Print the data exactly as it is given, please.

---- INPUT ROWS

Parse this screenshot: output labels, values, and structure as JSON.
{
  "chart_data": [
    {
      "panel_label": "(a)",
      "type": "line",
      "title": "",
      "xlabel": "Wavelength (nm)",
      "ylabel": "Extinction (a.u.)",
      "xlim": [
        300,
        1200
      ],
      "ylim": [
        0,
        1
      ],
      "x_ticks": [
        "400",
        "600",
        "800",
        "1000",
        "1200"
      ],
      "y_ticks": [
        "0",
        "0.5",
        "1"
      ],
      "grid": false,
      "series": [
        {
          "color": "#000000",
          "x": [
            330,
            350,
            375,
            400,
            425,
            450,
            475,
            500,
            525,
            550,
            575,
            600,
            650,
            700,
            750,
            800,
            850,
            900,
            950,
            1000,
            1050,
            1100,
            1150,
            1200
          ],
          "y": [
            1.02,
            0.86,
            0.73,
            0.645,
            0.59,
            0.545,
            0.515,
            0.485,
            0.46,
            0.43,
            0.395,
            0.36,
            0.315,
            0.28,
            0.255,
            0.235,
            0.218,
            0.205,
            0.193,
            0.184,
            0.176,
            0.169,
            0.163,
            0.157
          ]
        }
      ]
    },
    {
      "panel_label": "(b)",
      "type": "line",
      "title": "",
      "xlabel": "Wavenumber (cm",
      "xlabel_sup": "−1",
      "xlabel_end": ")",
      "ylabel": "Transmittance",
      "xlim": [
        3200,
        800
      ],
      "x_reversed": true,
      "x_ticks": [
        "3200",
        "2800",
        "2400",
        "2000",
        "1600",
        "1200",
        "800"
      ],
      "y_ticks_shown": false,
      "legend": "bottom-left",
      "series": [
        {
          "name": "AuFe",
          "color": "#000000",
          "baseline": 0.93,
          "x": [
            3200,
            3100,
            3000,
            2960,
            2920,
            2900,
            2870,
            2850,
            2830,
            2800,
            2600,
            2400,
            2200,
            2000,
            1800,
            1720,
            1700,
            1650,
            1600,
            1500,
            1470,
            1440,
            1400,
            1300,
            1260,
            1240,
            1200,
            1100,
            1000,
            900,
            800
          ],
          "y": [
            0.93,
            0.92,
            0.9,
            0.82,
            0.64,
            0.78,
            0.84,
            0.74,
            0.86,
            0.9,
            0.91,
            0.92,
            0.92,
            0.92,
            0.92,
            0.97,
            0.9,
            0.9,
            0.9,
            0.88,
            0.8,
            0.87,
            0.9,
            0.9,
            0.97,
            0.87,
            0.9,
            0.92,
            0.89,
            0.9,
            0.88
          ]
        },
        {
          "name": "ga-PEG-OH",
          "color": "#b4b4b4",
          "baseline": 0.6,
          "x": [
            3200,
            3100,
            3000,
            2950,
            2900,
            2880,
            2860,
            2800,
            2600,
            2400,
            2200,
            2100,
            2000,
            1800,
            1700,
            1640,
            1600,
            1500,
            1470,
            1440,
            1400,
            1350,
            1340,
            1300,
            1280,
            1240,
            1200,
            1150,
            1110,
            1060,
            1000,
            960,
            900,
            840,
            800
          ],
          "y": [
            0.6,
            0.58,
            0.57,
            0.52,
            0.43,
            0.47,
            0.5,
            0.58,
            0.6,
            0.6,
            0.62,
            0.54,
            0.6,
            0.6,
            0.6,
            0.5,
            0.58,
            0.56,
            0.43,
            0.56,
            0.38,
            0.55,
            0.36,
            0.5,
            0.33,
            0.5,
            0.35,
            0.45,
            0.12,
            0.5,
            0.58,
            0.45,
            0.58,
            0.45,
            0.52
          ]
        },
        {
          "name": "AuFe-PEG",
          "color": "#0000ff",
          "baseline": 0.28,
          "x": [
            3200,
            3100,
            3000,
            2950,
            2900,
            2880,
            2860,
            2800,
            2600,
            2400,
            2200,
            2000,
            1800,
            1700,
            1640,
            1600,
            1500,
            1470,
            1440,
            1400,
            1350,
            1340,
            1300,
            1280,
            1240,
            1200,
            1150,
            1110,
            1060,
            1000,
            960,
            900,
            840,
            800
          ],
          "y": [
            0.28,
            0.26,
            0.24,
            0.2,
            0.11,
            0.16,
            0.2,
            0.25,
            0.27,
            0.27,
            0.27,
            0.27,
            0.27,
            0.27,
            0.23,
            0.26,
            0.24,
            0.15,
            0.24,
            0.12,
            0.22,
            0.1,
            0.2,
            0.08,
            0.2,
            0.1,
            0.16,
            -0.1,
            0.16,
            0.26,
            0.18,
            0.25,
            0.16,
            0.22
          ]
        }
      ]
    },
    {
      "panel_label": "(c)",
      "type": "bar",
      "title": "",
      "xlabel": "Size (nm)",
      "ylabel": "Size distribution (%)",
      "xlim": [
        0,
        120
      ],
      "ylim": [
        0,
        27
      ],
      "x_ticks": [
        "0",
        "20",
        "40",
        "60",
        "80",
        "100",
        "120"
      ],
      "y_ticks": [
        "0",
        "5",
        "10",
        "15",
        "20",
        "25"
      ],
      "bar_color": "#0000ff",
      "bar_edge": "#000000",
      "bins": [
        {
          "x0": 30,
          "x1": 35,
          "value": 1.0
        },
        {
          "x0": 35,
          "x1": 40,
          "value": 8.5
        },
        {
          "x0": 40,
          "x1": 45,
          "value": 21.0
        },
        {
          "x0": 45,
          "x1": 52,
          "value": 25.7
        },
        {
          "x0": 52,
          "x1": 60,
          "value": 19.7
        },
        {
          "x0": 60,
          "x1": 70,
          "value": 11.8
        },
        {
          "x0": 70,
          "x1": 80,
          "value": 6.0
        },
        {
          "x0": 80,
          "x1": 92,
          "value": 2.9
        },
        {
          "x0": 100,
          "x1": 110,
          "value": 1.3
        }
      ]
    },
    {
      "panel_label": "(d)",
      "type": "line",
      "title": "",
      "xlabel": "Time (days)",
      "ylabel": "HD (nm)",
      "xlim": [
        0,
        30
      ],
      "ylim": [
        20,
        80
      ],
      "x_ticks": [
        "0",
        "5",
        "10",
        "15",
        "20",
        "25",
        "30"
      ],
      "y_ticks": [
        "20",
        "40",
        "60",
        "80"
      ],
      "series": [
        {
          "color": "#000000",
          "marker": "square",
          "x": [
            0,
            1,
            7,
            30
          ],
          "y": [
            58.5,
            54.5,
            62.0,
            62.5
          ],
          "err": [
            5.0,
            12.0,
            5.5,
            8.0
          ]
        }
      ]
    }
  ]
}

--------

EXPECTED ANSWER:
Parse this screenshot: output labels, values, and structure as JSON.
{
  "chart_data": [
    {
      "panel_label": "(a)",
      "type": "line",
      "title": "",
      "xlabel": "Wavelength (nm)",
      "ylabel": "Extinction (a.u.)",
      "xlim": [
        300,
        1200
      ],
      "ylim": [
        0,
        1
      ],
      "x_ticks": [
        "400",
        "600",
        "800",
        "1000",
        "1200"
      ],
      "y_ticks": [
        "0",
        "0.5",
        "1"
      ],
      "grid": false,
      "series": [
        {
          "color": "#000000",
          "x": [
            330,
            350,
            375,
            400,
            425,
            450,
            475,
            500,
            525,
            550,
            575,
            600,
            650,
            700,
            750,
            800,
            850,
            900,
            950,
            1000,
            1050,
            1100,
            1150,
            1200
          ],
          "y": [
            1.02,
            0.86,
            0.73,
            0.645,
            0.59,
            0.545,
            0.515,
            0.485,
            0.46,
            0.43,
            0.395,
            0.36,
            0.315,
            0.28,
            0.255,
            0.235,
            0.218,
            0.205,
            0.193,
            0.184,
            0.176,
            0.169,
            0.163,
            0.157
          ]
        }
      ]
    },
    {
      "panel_label": "(b)",
      "type": "line",
      "title": "",
      "xlabel": "Wavenumber (cm",
      "xlabel_sup": "−1",
      "xlabel_end": ")",
      "ylabel": "Transmittance",
      "xlim": [
        3200,
        800
      ],
      "x_reversed": true,
      "x_ticks": [
        "3200",
        "2800",
        "2400",
        "2000",
        "1600",
        "1200",
        "800"
      ],
      "y_ticks_shown": false,
      "legend": "bottom-left",
      "series": [
        {
          "name": "AuFe",
          "color": "#000000",
          "baseline": 0.93,
          "x": [
            3200,
            3100,
            3000,
            2960,
            2920,
            2900,
            2870,
            2850,
            2830,
            2800,
            2600,
            2400,
            2200,
            2000,
            1800,
            1720,
            1700,
            1650,
            1600,
            1500,
            1470,
            1440,
            1400,
            1300,
            1260,
            1240,
            1200,
            1100,
            1000,
            900,
            800
          ],
          "y": [
            0.93,
            0.92,
            0.9,
            0.82,
            0.64,
            0.78,
            0.84,
            0.74,
            0.86,
            0.9,
            0.91,
            0.92,
            0.92,
            0.92,
            0.92,
            0.97,
            0.9,
            0.9,
            0.9,
            0.88,
            0.8,
            0.87,
            0.9,
            0.9,
            0.97,
            0.87,
            0.9,
            0.92,
            0.89,
            0.9,
            0.88
          ]
        },
        {
          "name": "ga-PEG-OH",
          "color": "#b4b4b4",
          "baseline": 0.6,
          "x": [
            3200,
            3100,
            3000,
            2950,
            2900,
            2880,
            2860,
            2800,
            2600,
            2400,
            2200,
            2100,
            2000,
            1800,
            1700,
            1640,
            1600,
            1500,
            1470,
            1440,
            1400,
            1350,
            1340,
            1300,
            1280,
            1240,
            1200,
            1150,
            1110,
            1060,
            1000,
            960,
            900,
            840,
            800
          ],
          "y": [
            0.6,
            0.58,
            0.57,
            0.52,
            0.43,
            0.47,
            0.5,
            0.58,
            0.6,
            0.6,
            0.62,
            0.54,
            0.6,
            0.6,
            0.6,
            0.5,
            0.58,
            0.56,
            0.43,
            0.56,
            0.38,
            0.55,
            0.36,
            0.5,
            0.33,
            0.5,
            0.35,
            0.45,
            0.12,
            0.5,
            0.58,
            0.45,
            0.58,
            0.45,
            0.52
          ]
        },
        {
          "name": "AuFe-PEG",
          "color": "#0000ff",
          "baseline": 0.28,
          "x": [
            3200,
            3100,
            3000,
            2950,
            2900,
            2880,
            2860,
            2800,
            2600,
            2400,
            2200,
            2000,
            1800,
            1700,
            1640,
            1600,
            1500,
            1470,
            1440,
            1400,
            1350,
            1340,
            1300,
            1280,
            1240,
            1200,
            1150,
            1110,
            1060,
            1000,
            960,
            900,
            840,
            800
          ],
          "y": [
            0.28,
            0.26,
            0.24,
            0.2,
            0.11,
            0.16,
            0.2,
            0.25,
            0.27,
            0.27,
            0.27,
            0.27,
            0.27,
            0.27,
            0.23,
            0.26,
            0.24,
            0.15,
            0.24,
            0.12,
            0.22,
            0.1,
            0.2,
            0.08,
            0.2,
            0.1,
            0.16,
            -0.1,
            0.16,
            0.26,
            0.18,
            0.25,
            0.16,
            0.22
          ]
        }
      ]
    },
    {
      "panel_label": "(c)",
      "type": "bar",
      "title": "",
      "xlabel": "Size (nm)",
      "ylabel": "Size distribution (%)",
      "xlim": [
        0,
        120
      ],
      "ylim": [
        0,
        27
      ],
      "x_ticks": [
        "0",
        "20",
        "40",
        "60",
        "80",
        "100",
        "120"
      ],
      "y_ticks": [
        "0",
        "5",
        "10",
        "15",
        "20",
        "25"
      ],
      "bar_color": "#0000ff",
      "bar_edge": "#000000",
      "bins": [
        {
          "x0": 30,
          "x1": 35,
          "value": 1.0
        },
        {
          "x0": 35,
          "x1": 40,
          "value": 8.5
        },
        {
          "x0": 40,
          "x1": 45,
          "value": 21.0
        },
        {
          "x0": 45,
          "x1": 52,
          "value": 25.7
        },
        {
          "x0": 52,
          "x1": 60,
          "value": 19.7
        },
        {
          "x0": 60,
          "x1": 70,
          "value": 11.8
        },
        {
          "x0": 70,
          "x1": 80,
          "value": 6.0
        },
        {
          "x0": 80,
          "x1": 92,
          "value": 2.9
        },
        {
          "x0": 100,
          "x1": 110,
          "value": 1.3
        }
      ]
    },
    {
      "panel_label": "(d)",
      "type": "line",
      "title": "",
      "xlabel": "Time (days)",
      "ylabel": "HD (nm)",
      "xlim": [
        0,
        30
      ],
      "ylim": [
        20,
        80
      ],
      "x_ticks": [
        "0",
        "5",
        "10",
        "15",
        "20",
        "25",
        "30"
      ],
      "y_ticks": [
        "20",
        "40",
        "60",
        "80"
      ],
      "series": [
        {
          "color": "#000000",
          "marker": "square",
          "x": [
            0,
            1,
            7,
            30
          ],
          "y": [
            58.5,
            54.5,
            62.0,
            62.5
          ],
          "err": [
            5.0,
            12.0,
            5.5,
            8.0
          ]
        }
      ]
    }
  ]
}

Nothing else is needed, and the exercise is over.